— DATA PROVIDED —

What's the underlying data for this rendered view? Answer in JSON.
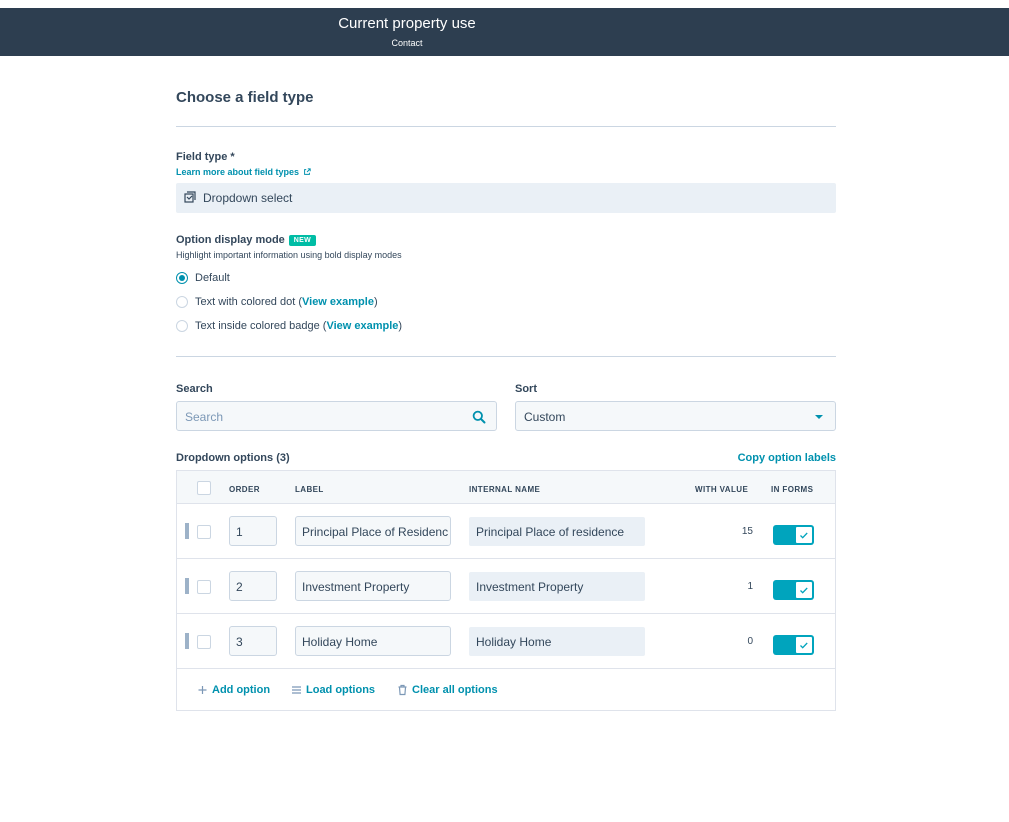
{
  "header": {
    "title": "Current property use",
    "subtitle": "Contact"
  },
  "section": {
    "title": "Choose a field type"
  },
  "field_type": {
    "label": "Field type *",
    "learn_more": "Learn more about field types",
    "value": "Dropdown select"
  },
  "display_mode": {
    "label": "Option display mode",
    "badge": "NEW",
    "description": "Highlight important information using bold display modes",
    "options": [
      {
        "label": "Default",
        "selected": true
      },
      {
        "label": "Text with colored dot (",
        "link": "View example",
        "suffix": ")",
        "selected": false
      },
      {
        "label": "Text inside colored badge (",
        "link": "View example",
        "suffix": ")",
        "selected": false
      }
    ]
  },
  "search": {
    "label": "Search",
    "placeholder": "Search"
  },
  "sort": {
    "label": "Sort",
    "value": "Custom"
  },
  "options_table": {
    "title": "Dropdown options (3)",
    "copy_labels": "Copy option labels",
    "columns": {
      "order": "ORDER",
      "label": "LABEL",
      "internal_name": "INTERNAL NAME",
      "with_value": "WITH VALUE",
      "in_forms": "IN FORMS"
    },
    "rows": [
      {
        "order": "1",
        "label": "Principal Place of Residence",
        "internal_name": "Principal Place of residence",
        "with_value": "15",
        "in_forms": true
      },
      {
        "order": "2",
        "label": "Investment Property",
        "internal_name": "Investment Property",
        "with_value": "1",
        "in_forms": true
      },
      {
        "order": "3",
        "label": "Holiday Home",
        "internal_name": "Holiday Home",
        "with_value": "0",
        "in_forms": true
      }
    ],
    "footer": {
      "add": "Add option",
      "load": "Load options",
      "clear": "Clear all options"
    }
  },
  "colors": {
    "header_bg": "#2d3e50",
    "accent": "#0091ae",
    "toggle": "#00a4bd",
    "badge": "#00bda5"
  }
}
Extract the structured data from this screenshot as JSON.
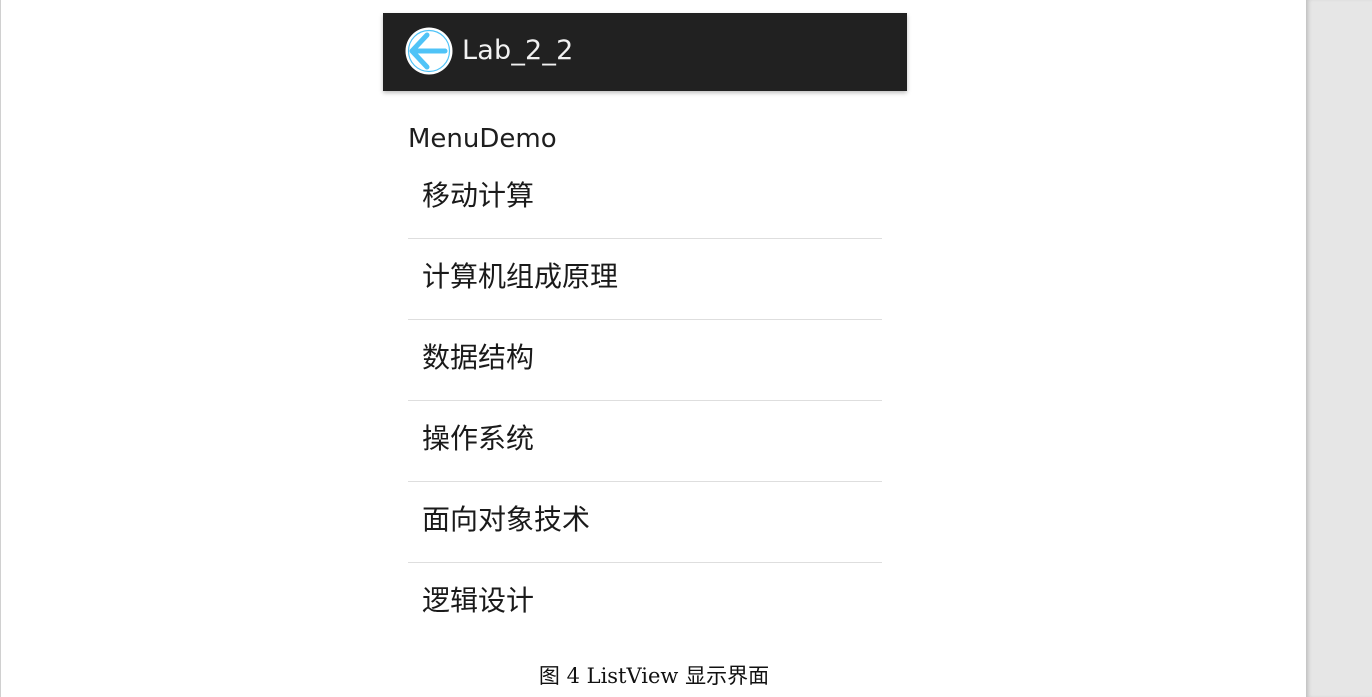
{
  "app": {
    "title": "Lab_2_2",
    "back_icon": "arrow-left-circle-icon",
    "action_bar_color": "#212121",
    "accent_color": "#4fc3f7"
  },
  "list_header": "MenuDemo",
  "list_items": [
    {
      "label": "移动计算"
    },
    {
      "label": "计算机组成原理"
    },
    {
      "label": "数据结构"
    },
    {
      "label": "操作系统"
    },
    {
      "label": "面向对象技术"
    },
    {
      "label": "逻辑设计"
    }
  ],
  "caption": "图 4 ListView 显示界面"
}
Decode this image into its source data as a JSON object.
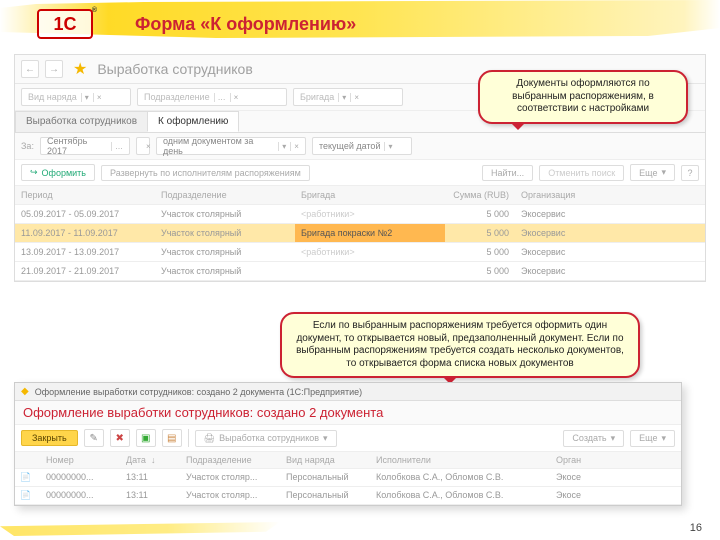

— WHAT THE TASK ASKS —
Repeat every record precisely. Any picture among them stays out of the copy.

— WRITTEN SOLUTION —
What's the underlying data for this rendered view? Answer in JSON.
{
  "header": {
    "title": "Current property use",
    "subtitle": "Contact"
  },
  "section": {
    "title": "Choose a field type"
  },
  "field_type": {
    "label": "Field type *",
    "learn_more": "Learn more about field types",
    "value": "Dropdown select"
  },
  "display_mode": {
    "label": "Option display mode",
    "badge": "NEW",
    "description": "Highlight important information using bold display modes",
    "options": [
      {
        "label": "Default",
        "selected": true
      },
      {
        "label": "Text with colored dot (",
        "link": "View example",
        "suffix": ")",
        "selected": false
      },
      {
        "label": "Text inside colored badge (",
        "link": "View example",
        "suffix": ")",
        "selected": false
      }
    ]
  },
  "search": {
    "label": "Search",
    "placeholder": "Search"
  },
  "sort": {
    "label": "Sort",
    "value": "Custom"
  },
  "options_table": {
    "title": "Dropdown options (3)",
    "copy_labels": "Copy option labels",
    "columns": {
      "order": "ORDER",
      "label": "LABEL",
      "internal_name": "INTERNAL NAME",
      "with_value": "WITH VALUE",
      "in_forms": "IN FORMS"
    },
    "rows": [
      {
        "order": "1",
        "label": "Principal Place of Residence",
        "internal_name": "Principal Place of residence",
        "with_value": "15",
        "in_forms": true
      },
      {
        "order": "2",
        "label": "Investment Property",
        "internal_name": "Investment Property",
        "with_value": "1",
        "in_forms": true
      },
      {
        "order": "3",
        "label": "Holiday Home",
        "internal_name": "Holiday Home",
        "with_value": "0",
        "in_forms": true
      }
    ],
    "footer": {
      "add": "Add option",
      "load": "Load options",
      "clear": "Clear all options"
    }
  },
  "colors": {
    "header_bg": "#2d3e50",
    "accent": "#0091ae",
    "toggle": "#00a4bd",
    "badge": "#00bda5"
  }
}
Extract the structured data from this screenshot as JSON.
{
  "app": {
    "title": "Lab_2_2",
    "back_icon": "arrow-left-circle-icon",
    "action_bar_color": "#212121",
    "accent_color": "#4fc3f7"
  },
  "list_header": "MenuDemo",
  "list_items": [
    {
      "label": "移动计算"
    },
    {
      "label": "计算机组成原理"
    },
    {
      "label": "数据结构"
    },
    {
      "label": "操作系统"
    },
    {
      "label": "面向对象技术"
    },
    {
      "label": "逻辑设计"
    }
  ],
  "caption": "图 4 ListView 显示界面"
}
Decode this image into its source data as a JSON object.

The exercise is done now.